## Your task
Every line below that holds the string "Aids" should be copied out.

## Data for this task
* Begin *

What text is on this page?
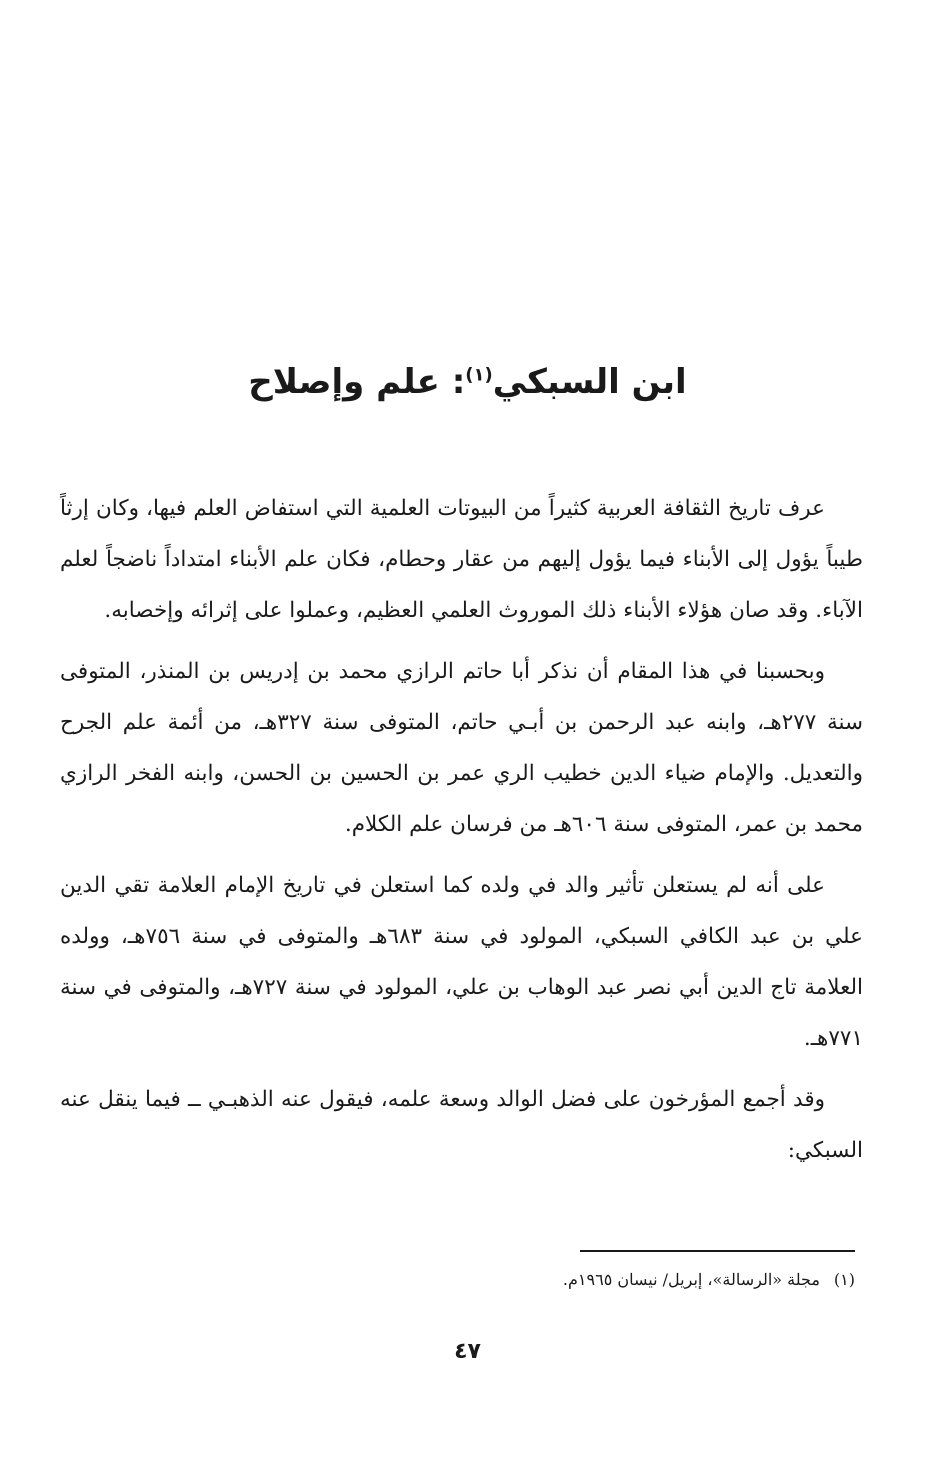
ابن السبكي$^{(١)}$: علم وإصلاح

عرف تاريخ الثقافة العربية كثيراً من البيوتات العلمية التي استفاض العلم فيها، وكان إرثاً طيباً يؤول إلى الأبناء فيما يؤول إليهم من عقار وحطام، فكان علم الأبناء امتداداً ناضجاً لعلم الآباء. وقد صان هؤلاء الأبناء ذلك الموروث العلمي العظيم، وعملوا على إثرائه وإخصابه.

وبحسبنا في هذا المقام أن نذكر أبا حاتم الرازي محمد بن إدريس بن المنذر، المتوفى سنة ٢٧٧هـ، وابنه عبد الرحمن بن أبـي حاتم، المتوفى سنة ٣٢٧هـ، من أئمة علم الجرح والتعديل. والإمام ضياء الدين خطيب الري عمر بن الحسين بن الحسن، وابنه الفخر الرازي محمد بن عمر، المتوفى سنة ٦٠٦هـ من فرسان علم الكلام.

على أنه لم يستعلن تأثير والد في ولده كما استعلن في تاريخ الإمام العلامة تقي الدين علي بن عبد الكافي السبكي، المولود في سنة ٦٨٣هـ والمتوفى في سنة ٧٥٦هـ، وولده العلامة تاج الدين أبي نصر عبد الوهاب بن علي، المولود في سنة ٧٢٧هـ، والمتوفى في سنة ٧٧١هـ.

وقد أجمع المؤرخون على فضل الوالد وسعة علمه، فيقول عنه الذهبـي ــ فيما ينقل عنه السبكي:

(١)مجلة «الرسالة»، إبريل/ نيسان ١٩٦٥م.
٤٧
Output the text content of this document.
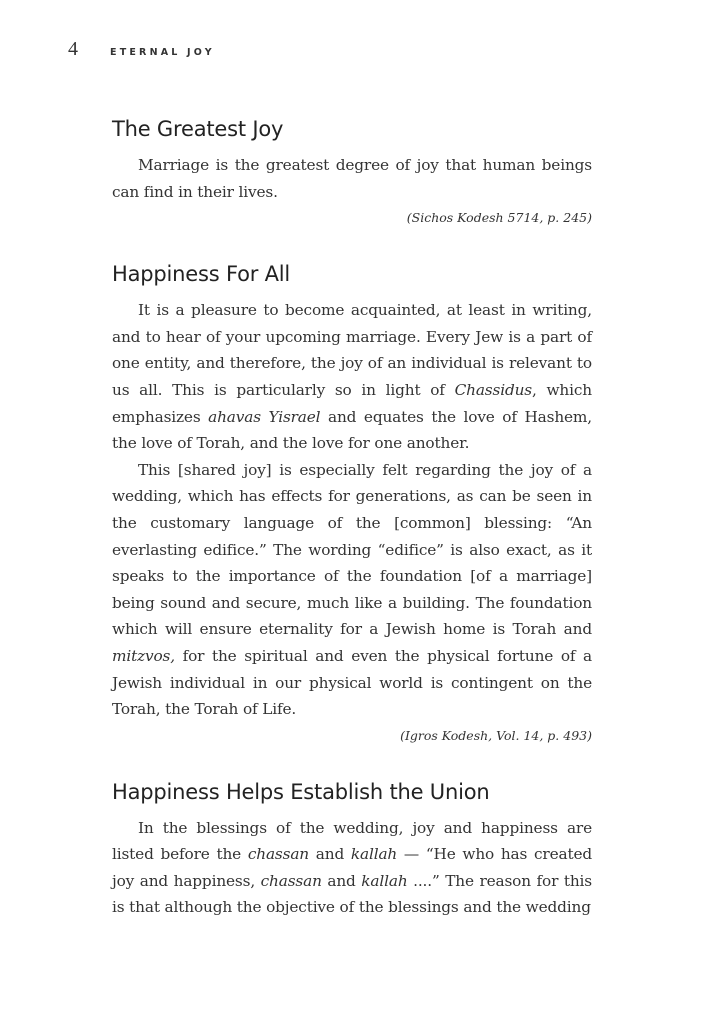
4	ETERNAL JOY
The Greatest Joy

Marriage is the greatest degree of joy that human beings can find in their lives.

(Sichos Kodesh 5714, p. 245)
Happiness For All

It is a pleasure to become acquainted, at least in writing, and to hear of your upcoming marriage. Every Jew is a part of one entity, and therefore, the joy of an individual is relevant to us all. This is particularly so in light of Chassidus, which emphasizes ahavas Yisrael and equates the love of Hashem, the love of Torah, and the love for one another.

This [shared joy] is especially felt regarding the joy of a wedding, which has effects for generations, as can be seen in the customary language of the [common] blessing: “An everlasting edifice.” The wording “edifice” is also exact, as it speaks to the importance of the foundation [of a marriage] being sound and secure, much like a building. The foundation which will ensure eternality for a Jewish home is Torah and mitzvos, for the spiritual and even the physical fortune of a Jewish individual in our physical world is contingent on the Torah, the Torah of Life.

(Igros Kodesh, Vol. 14, p. 493)
Happiness Helps Establish the Union

In the blessings of the wedding, joy and happiness are listed before the chassan and kallah — “He who has created joy and happiness, chassan and kallah ....” The reason for this is that although the objective of the blessings and the wedding
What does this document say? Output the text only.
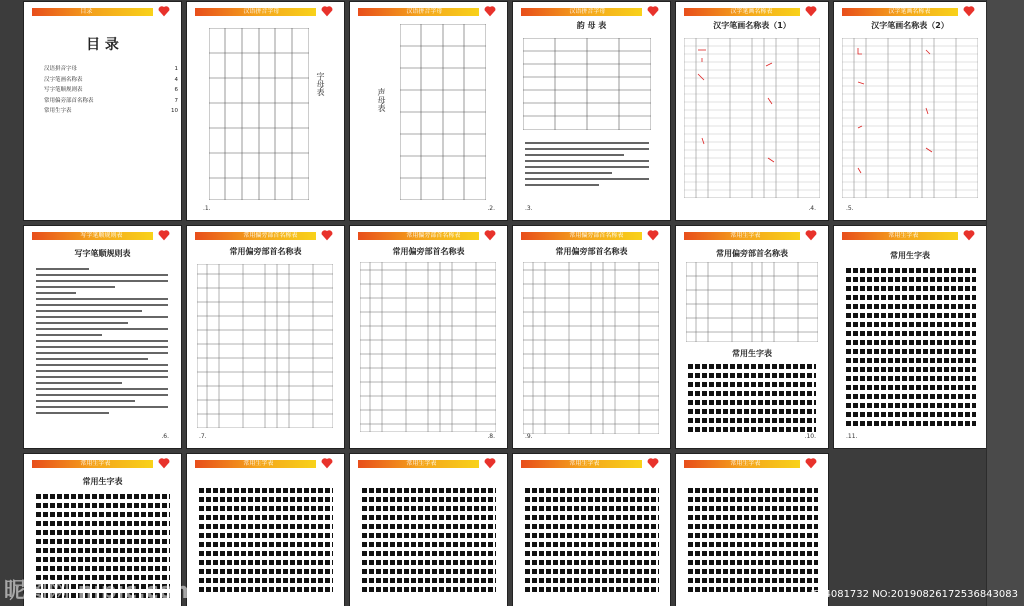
目录
目 录
汉语拼音字母	1
汉字笔画名称表	4
写字笔顺规则表	6
常用偏旁部首名称表	7
常用生字表	10
汉语拼音字母
字母表
.1.
汉语拼音字母
声母表
.2.
汉语拼音字母
韵 母 表
.3.
汉字笔画名称表
汉字笔画名称表（1）
.4.
汉字笔画名称表
汉字笔画名称表（2）
.5.
写字笔顺规则表
写字笔顺规则表
.6.
常用偏旁部首名称表
常用偏旁部首名称表
.7.
常用偏旁部首名称表
常用偏旁部首名称表
.8.
常用偏旁部首名称表
常用偏旁部首名称表
.9.
常用生字表
常用偏旁部首名称表
常用生字表
.10.
常用生字表
常用生字表
.11.
常用生字表
常用生字表
常用生字表	常用生字表	常用生字表	常用生字表
昵图网 nipic.com	ID:4081732 NO:20190826172536843083
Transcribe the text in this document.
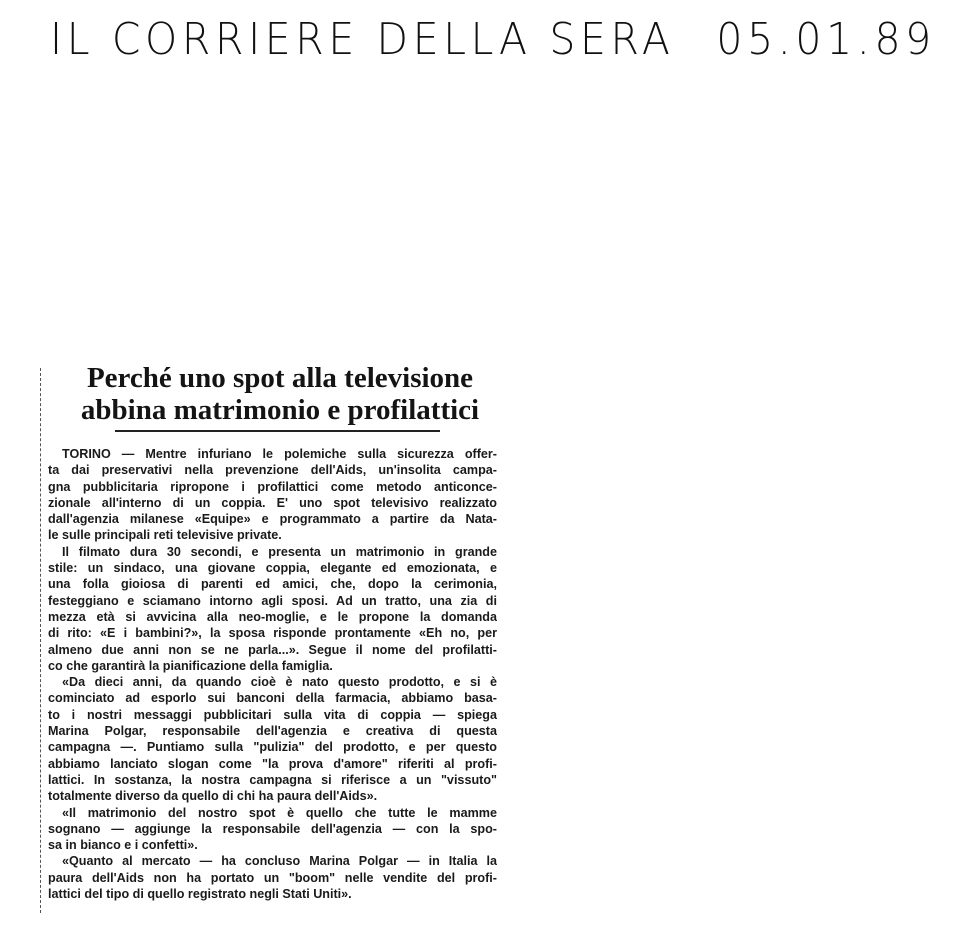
IL CORRIERE DELLA SERA 05.01.89
Perché uno spot alla televisione
abbina matrimonio e profilattici
TORINO — Mentre infuriano le polemiche sulla sicurezza offer-
ta dai preservativi nella prevenzione dell'Aids, un'insolita campa-
gna pubblicitaria ripropone i profilattici come metodo anticonce-
zionale all'interno di un coppia. E' uno spot televisivo realizzato
dall'agenzia milanese «Equipe» e programmato a partire da Nata-
le sulle principali reti televisive private.
Il filmato dura 30 secondi, e presenta un matrimonio in grande
stile: un sindaco, una giovane coppia, elegante ed emozionata, e
una folla gioiosa di parenti ed amici, che, dopo la cerimonia,
festeggiano e sciamano intorno agli sposi. Ad un tratto, una zia di
mezza età si avvicina alla neo-moglie, e le propone la domanda
di rito: «E i bambini?», la sposa risponde prontamente «Eh no, per
almeno due anni non se ne parla...». Segue il nome del profilatti-
co che garantirà la pianificazione della famiglia.
«Da dieci anni, da quando cioè è nato questo prodotto, e si è
cominciato ad esporlo sui banconi della farmacia, abbiamo basa-
to i nostri messaggi pubblicitari sulla vita di coppia — spiega
Marina Polgar, responsabile dell'agenzia e creativa di questa
campagna —. Puntiamo sulla "pulizia" del prodotto, e per questo
abbiamo lanciato slogan come "la prova d'amore" riferiti al profi-
lattici. In sostanza, la nostra campagna si riferisce a un "vissuto"
totalmente diverso da quello di chi ha paura dell'Aids».
«Il matrimonio del nostro spot è quello che tutte le mamme
sognano — aggiunge la responsabile dell'agenzia — con la spo-
sa in bianco e i confetti».
«Quanto al mercato — ha concluso Marina Polgar — in Italia la
paura dell'Aids non ha portato un "boom" nelle vendite del profi-
lattici del tipo di quello registrato negli Stati Uniti».
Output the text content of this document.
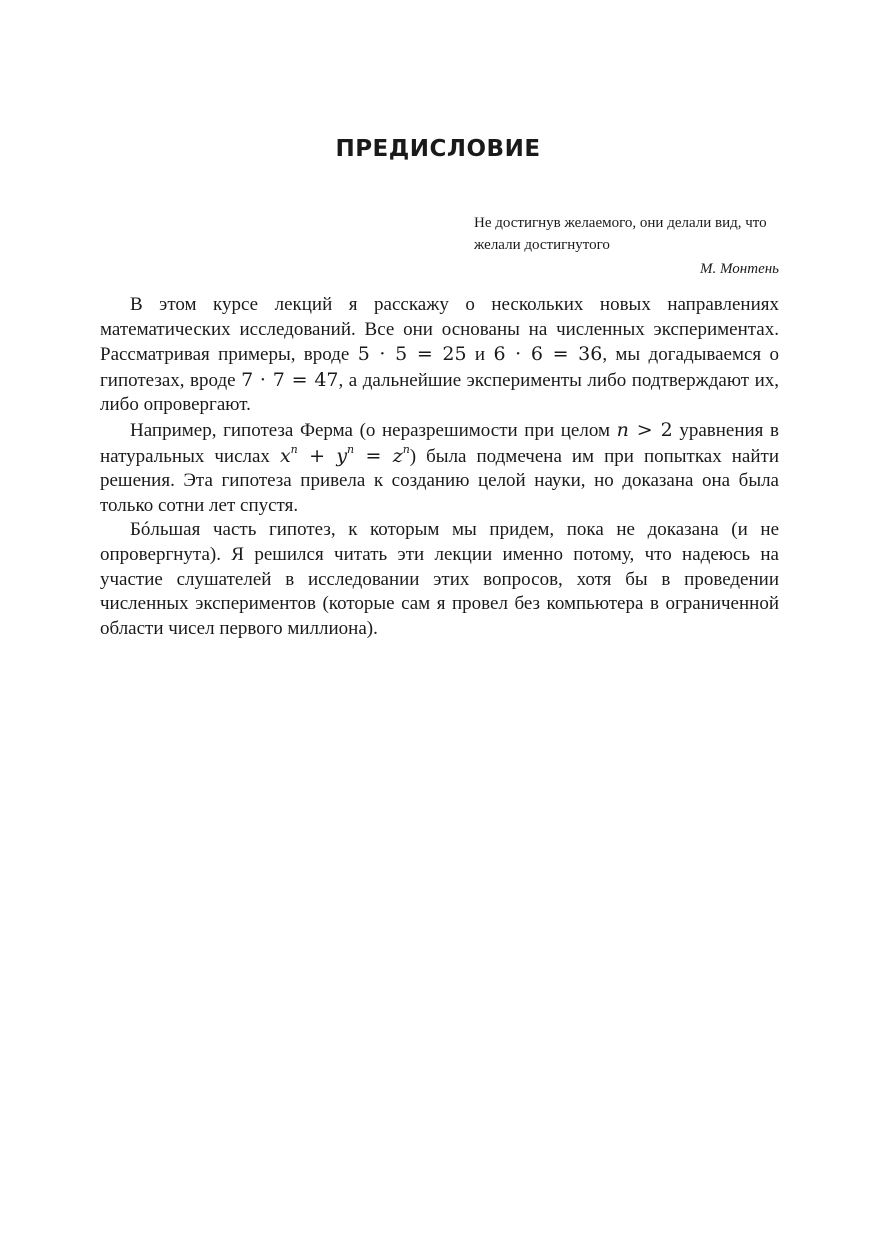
ПРЕДИСЛОВИЕ
Не достигнув желаемого, они делали вид, что желали достигнутого
М. Монтень

В этом курсе лекций я расскажу о нескольких новых направлениях математических исследований. Все они основаны на численных экспериментах. Рассматривая примеры, вроде 5 · 5 = 25 и 6 · 6 = 36, мы догадываемся о гипотезах, вроде 7 · 7 = 47, а дальнейшие эксперименты либо подтверждают их, либо опровергают.

Например, гипотеза Ферма (о неразрешимости при целом n > 2 уравнения в натуральных числах $x^n + y^n = z^n$) была подмечена им при попытках найти решения. Эта гипотеза привела к созданию целой науки, но доказана она была только сотни лет спустя.

Бóльшая часть гипотез, к которым мы придем, пока не доказана (и не опровергнута). Я решился читать эти лекции именно потому, что надеюсь на участие слушателей в исследовании этих вопросов, хотя бы в проведении численных экспериментов (которые сам я провел без компьютера в ограниченной области чисел первого миллиона).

* End *

## Response to this exercise
ta dai preservativi nella prevenzione dell'Aids, un'insolita campa-
totalmente diverso da quello di chi ha paura dell'Aids».
paura dell'Aids non ha portato un "boom" nelle vendite del profi-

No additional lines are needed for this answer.